- _ENTRIES SUPPLIED_
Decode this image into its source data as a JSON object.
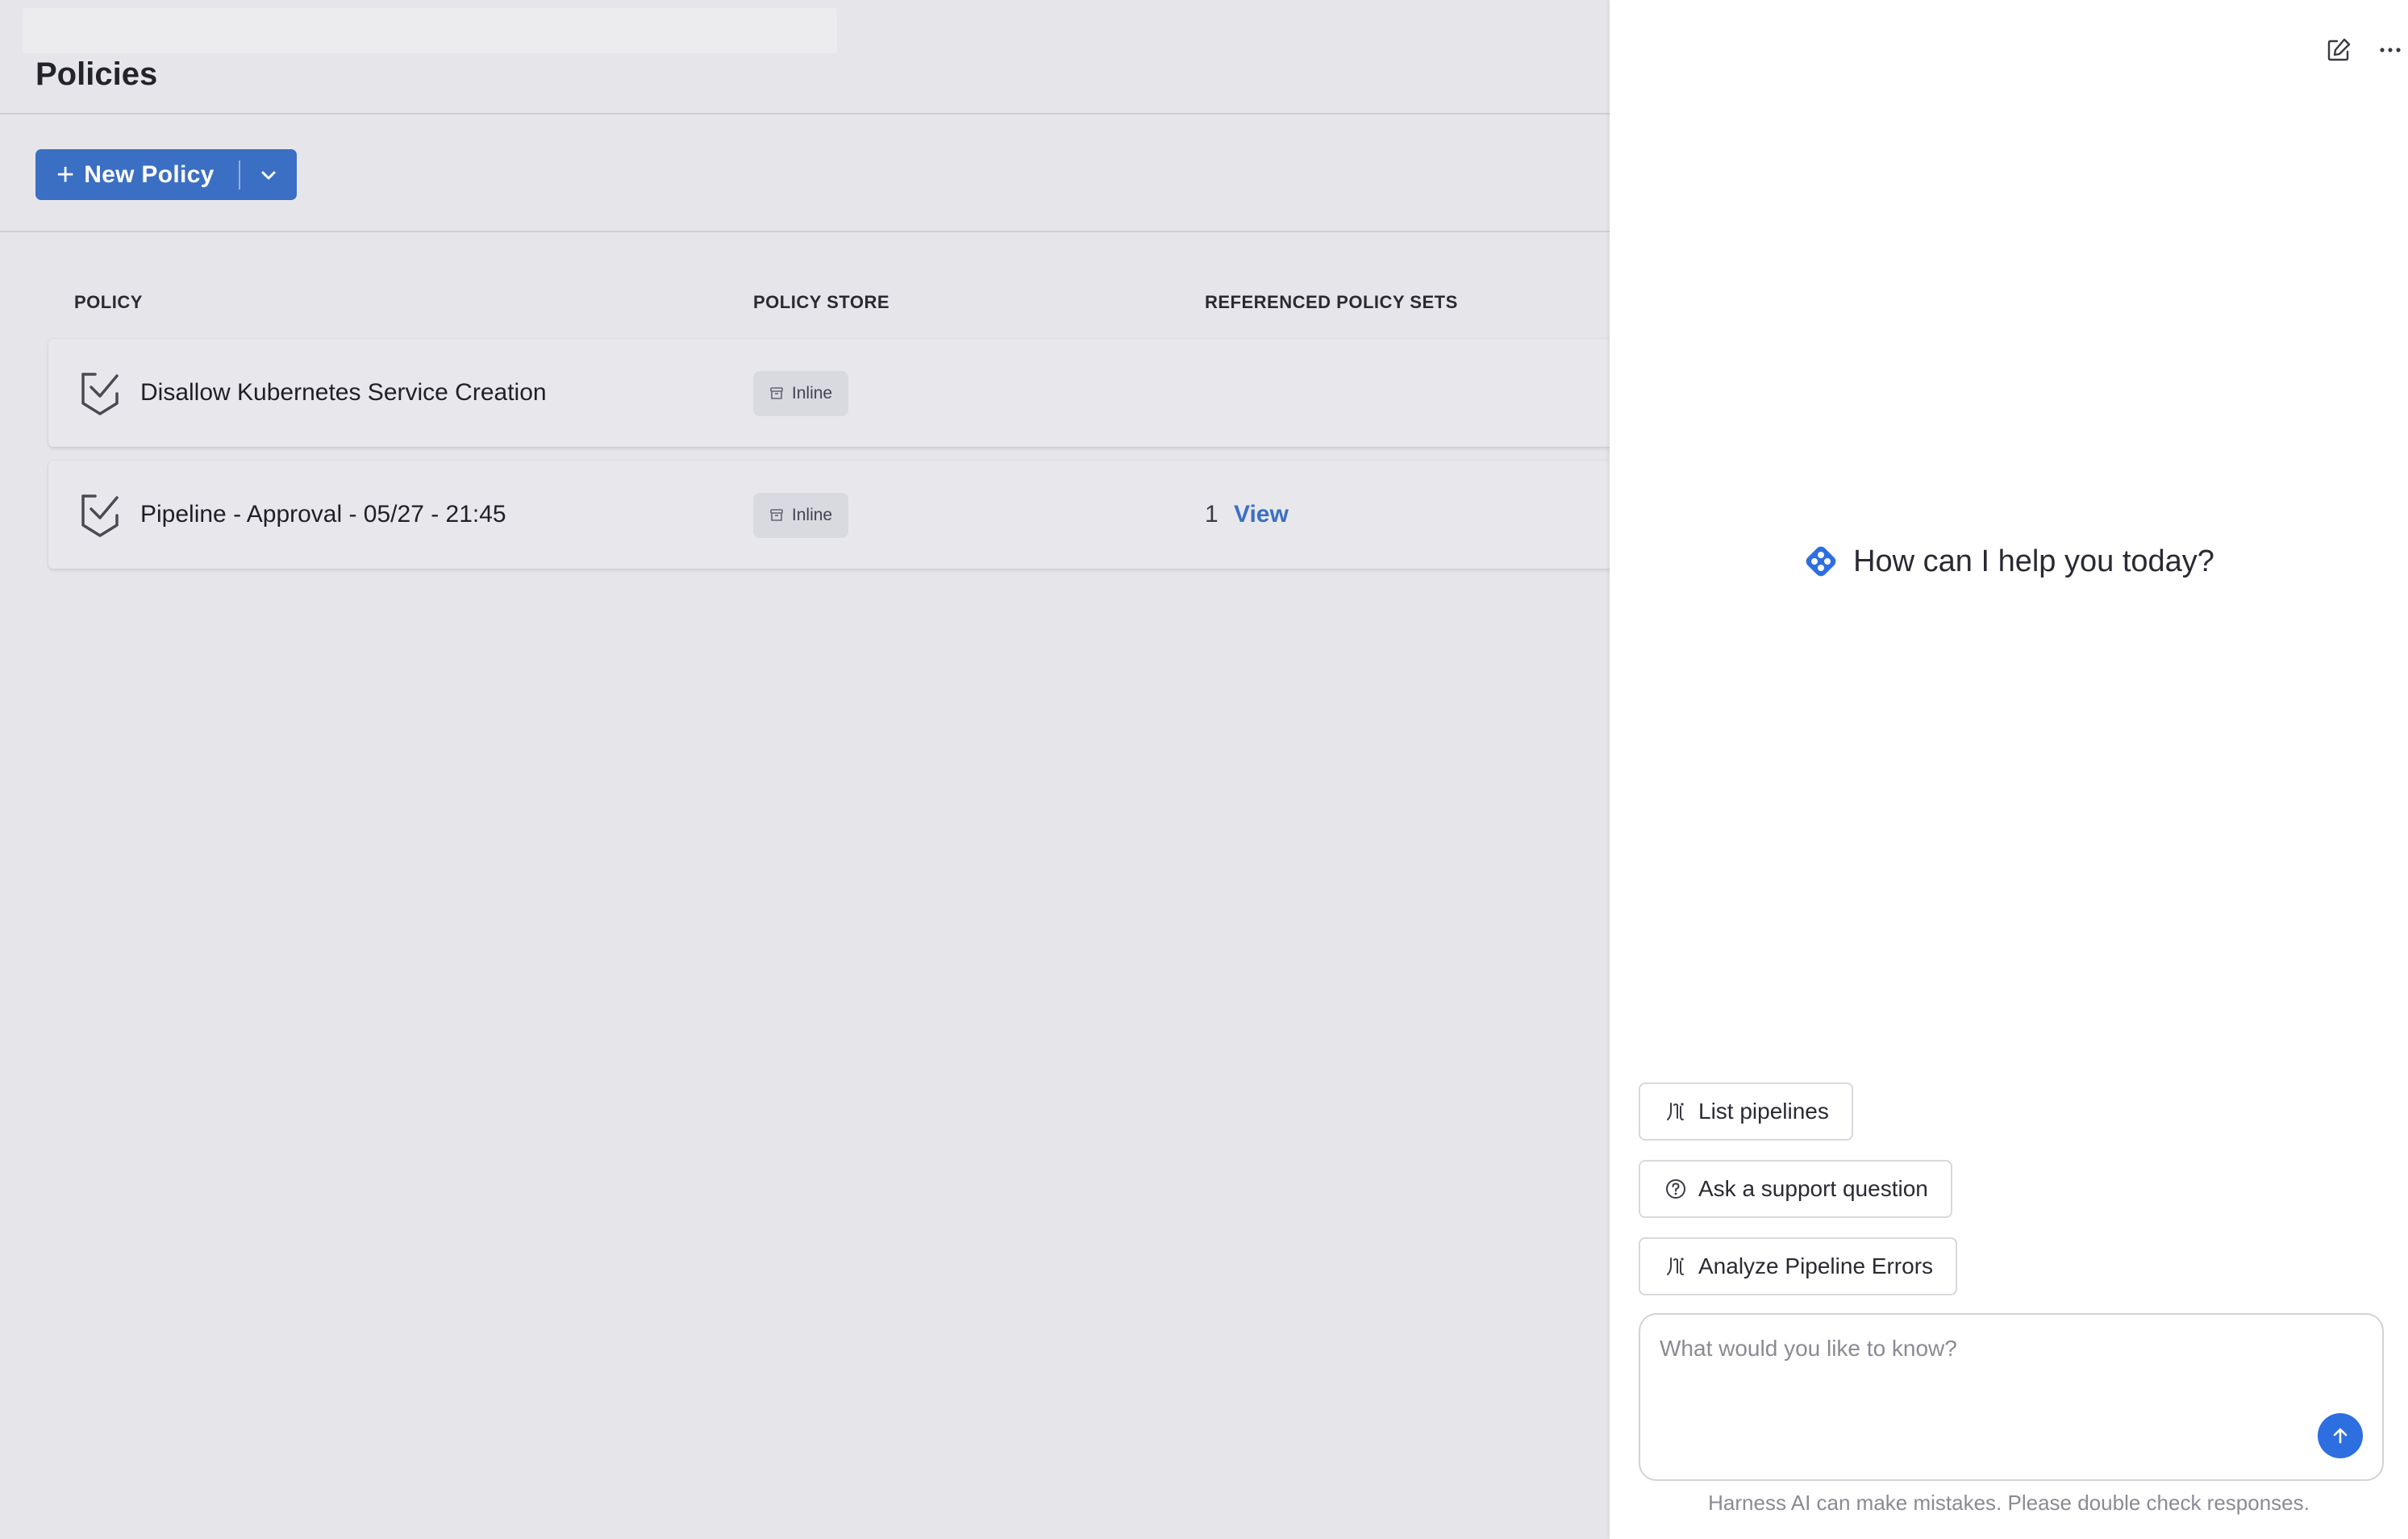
{
  "page": {
    "title": "Policies",
    "new_policy_label": "New Policy"
  },
  "table": {
    "headers": [
      "POLICY",
      "POLICY STORE",
      "REFERENCED POLICY SETS"
    ],
    "rows": [
      {
        "name": "Disallow Kubernetes Service Creation",
        "store": "Inline",
        "ref_count": "",
        "ref_link": ""
      },
      {
        "name": "Pipeline - Approval - 05/27 - 21:45",
        "store": "Inline",
        "ref_count": "1",
        "ref_link": "View"
      }
    ]
  },
  "assistant": {
    "greeting": "How can I help you today?",
    "suggestions": [
      {
        "label": "List pipelines",
        "icon": "pipeline-icon"
      },
      {
        "label": "Ask a support question",
        "icon": "help-circle-icon"
      },
      {
        "label": "Analyze Pipeline Errors",
        "icon": "pipeline-icon"
      }
    ],
    "input_placeholder": "What would you like to know?",
    "input_value": "",
    "disclaimer": "Harness AI can make mistakes. Please double check responses."
  },
  "colors": {
    "primary": "#3b6fc3",
    "send": "#2d6fe0",
    "background": "#e6e6ea",
    "panel": "#ffffff"
  }
}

- _EXERCISE INSTRUCTIONS_
Set down the material above as is, without any pictures.

- _TASK OUTPUT_
Decode this image into its source data as a JSON object.
{
  "page": {
    "title": "Policies",
    "new_policy_label": "New Policy"
  },
  "table": {
    "headers": [
      "POLICY",
      "POLICY STORE",
      "REFERENCED POLICY SETS"
    ],
    "rows": [
      {
        "name": "Disallow Kubernetes Service Creation",
        "store": "Inline",
        "ref_count": "",
        "ref_link": ""
      },
      {
        "name": "Pipeline - Approval - 05/27 - 21:45",
        "store": "Inline",
        "ref_count": "1",
        "ref_link": "View"
      }
    ]
  },
  "assistant": {
    "greeting": "How can I help you today?",
    "suggestions": [
      {
        "label": "List pipelines",
        "icon": "pipeline-icon"
      },
      {
        "label": "Ask a support question",
        "icon": "help-circle-icon"
      },
      {
        "label": "Analyze Pipeline Errors",
        "icon": "pipeline-icon"
      }
    ],
    "input_placeholder": "What would you like to know?",
    "input_value": "",
    "disclaimer": "Harness AI can make mistakes. Please double check responses."
  },
  "colors": {
    "primary": "#3b6fc3",
    "send": "#2d6fe0",
    "background": "#e6e6ea",
    "panel": "#ffffff"
  }
}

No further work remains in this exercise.